··· Material shown
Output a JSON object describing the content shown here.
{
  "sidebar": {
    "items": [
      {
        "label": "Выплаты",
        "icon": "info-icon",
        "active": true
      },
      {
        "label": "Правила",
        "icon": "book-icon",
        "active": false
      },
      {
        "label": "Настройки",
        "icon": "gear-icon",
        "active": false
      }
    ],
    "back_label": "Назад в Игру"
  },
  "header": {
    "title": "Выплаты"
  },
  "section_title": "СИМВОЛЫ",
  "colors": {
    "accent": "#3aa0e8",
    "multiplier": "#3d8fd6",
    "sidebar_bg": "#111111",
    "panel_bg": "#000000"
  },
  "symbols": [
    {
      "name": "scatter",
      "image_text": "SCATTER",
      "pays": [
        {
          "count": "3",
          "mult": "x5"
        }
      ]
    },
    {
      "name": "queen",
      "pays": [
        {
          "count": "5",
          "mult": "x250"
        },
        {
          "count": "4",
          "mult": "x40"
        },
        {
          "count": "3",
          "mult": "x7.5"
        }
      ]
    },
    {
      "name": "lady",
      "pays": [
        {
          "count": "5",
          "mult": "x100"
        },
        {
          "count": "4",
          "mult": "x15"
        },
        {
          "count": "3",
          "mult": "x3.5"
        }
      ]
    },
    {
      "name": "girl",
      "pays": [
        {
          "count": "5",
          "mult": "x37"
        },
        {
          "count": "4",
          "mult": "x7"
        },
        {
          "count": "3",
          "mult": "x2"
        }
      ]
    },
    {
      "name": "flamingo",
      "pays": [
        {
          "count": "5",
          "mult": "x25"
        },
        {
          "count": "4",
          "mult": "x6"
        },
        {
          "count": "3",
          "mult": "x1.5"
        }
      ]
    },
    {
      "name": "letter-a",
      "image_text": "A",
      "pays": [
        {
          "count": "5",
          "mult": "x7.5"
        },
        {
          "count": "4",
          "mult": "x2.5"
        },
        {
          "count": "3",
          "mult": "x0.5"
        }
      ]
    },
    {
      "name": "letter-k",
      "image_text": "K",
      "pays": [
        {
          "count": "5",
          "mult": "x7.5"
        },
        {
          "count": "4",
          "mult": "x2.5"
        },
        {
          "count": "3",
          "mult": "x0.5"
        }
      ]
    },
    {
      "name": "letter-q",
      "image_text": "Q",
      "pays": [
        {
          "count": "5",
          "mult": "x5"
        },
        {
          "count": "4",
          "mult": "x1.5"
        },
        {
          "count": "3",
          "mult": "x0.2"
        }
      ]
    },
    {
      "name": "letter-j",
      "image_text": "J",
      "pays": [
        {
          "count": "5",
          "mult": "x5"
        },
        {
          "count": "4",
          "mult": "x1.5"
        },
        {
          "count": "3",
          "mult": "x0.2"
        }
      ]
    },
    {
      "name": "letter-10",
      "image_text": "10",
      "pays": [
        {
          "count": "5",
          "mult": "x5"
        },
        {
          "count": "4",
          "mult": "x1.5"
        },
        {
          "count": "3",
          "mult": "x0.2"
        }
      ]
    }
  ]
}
······
▶ **Problem requirements**: Can you reproduce all the material exactly?

▶ **Worked answer**:
Output a JSON object describing the content shown here.
{
  "sidebar": {
    "items": [
      {
        "label": "Выплаты",
        "icon": "info-icon",
        "active": true
      },
      {
        "label": "Правила",
        "icon": "book-icon",
        "active": false
      },
      {
        "label": "Настройки",
        "icon": "gear-icon",
        "active": false
      }
    ],
    "back_label": "Назад в Игру"
  },
  "header": {
    "title": "Выплаты"
  },
  "section_title": "СИМВОЛЫ",
  "colors": {
    "accent": "#3aa0e8",
    "multiplier": "#3d8fd6",
    "sidebar_bg": "#111111",
    "panel_bg": "#000000"
  },
  "symbols": [
    {
      "name": "scatter",
      "image_text": "SCATTER",
      "pays": [
        {
          "count": "3",
          "mult": "x5"
        }
      ]
    },
    {
      "name": "queen",
      "pays": [
        {
          "count": "5",
          "mult": "x250"
        },
        {
          "count": "4",
          "mult": "x40"
        },
        {
          "count": "3",
          "mult": "x7.5"
        }
      ]
    },
    {
      "name": "lady",
      "pays": [
        {
          "count": "5",
          "mult": "x100"
        },
        {
          "count": "4",
          "mult": "x15"
        },
        {
          "count": "3",
          "mult": "x3.5"
        }
      ]
    },
    {
      "name": "girl",
      "pays": [
        {
          "count": "5",
          "mult": "x37"
        },
        {
          "count": "4",
          "mult": "x7"
        },
        {
          "count": "3",
          "mult": "x2"
        }
      ]
    },
    {
      "name": "flamingo",
      "pays": [
        {
          "count": "5",
          "mult": "x25"
        },
        {
          "count": "4",
          "mult": "x6"
        },
        {
          "count": "3",
          "mult": "x1.5"
        }
      ]
    },
    {
      "name": "letter-a",
      "image_text": "A",
      "pays": [
        {
          "count": "5",
          "mult": "x7.5"
        },
        {
          "count": "4",
          "mult": "x2.5"
        },
        {
          "count": "3",
          "mult": "x0.5"
        }
      ]
    },
    {
      "name": "letter-k",
      "image_text": "K",
      "pays": [
        {
          "count": "5",
          "mult": "x7.5"
        },
        {
          "count": "4",
          "mult": "x2.5"
        },
        {
          "count": "3",
          "mult": "x0.5"
        }
      ]
    },
    {
      "name": "letter-q",
      "image_text": "Q",
      "pays": [
        {
          "count": "5",
          "mult": "x5"
        },
        {
          "count": "4",
          "mult": "x1.5"
        },
        {
          "count": "3",
          "mult": "x0.2"
        }
      ]
    },
    {
      "name": "letter-j",
      "image_text": "J",
      "pays": [
        {
          "count": "5",
          "mult": "x5"
        },
        {
          "count": "4",
          "mult": "x1.5"
        },
        {
          "count": "3",
          "mult": "x0.2"
        }
      ]
    },
    {
      "name": "letter-10",
      "image_text": "10",
      "pays": [
        {
          "count": "5",
          "mult": "x5"
        },
        {
          "count": "4",
          "mult": "x1.5"
        },
        {
          "count": "3",
          "mult": "x0.2"
        }
      ]
    }
  ]
}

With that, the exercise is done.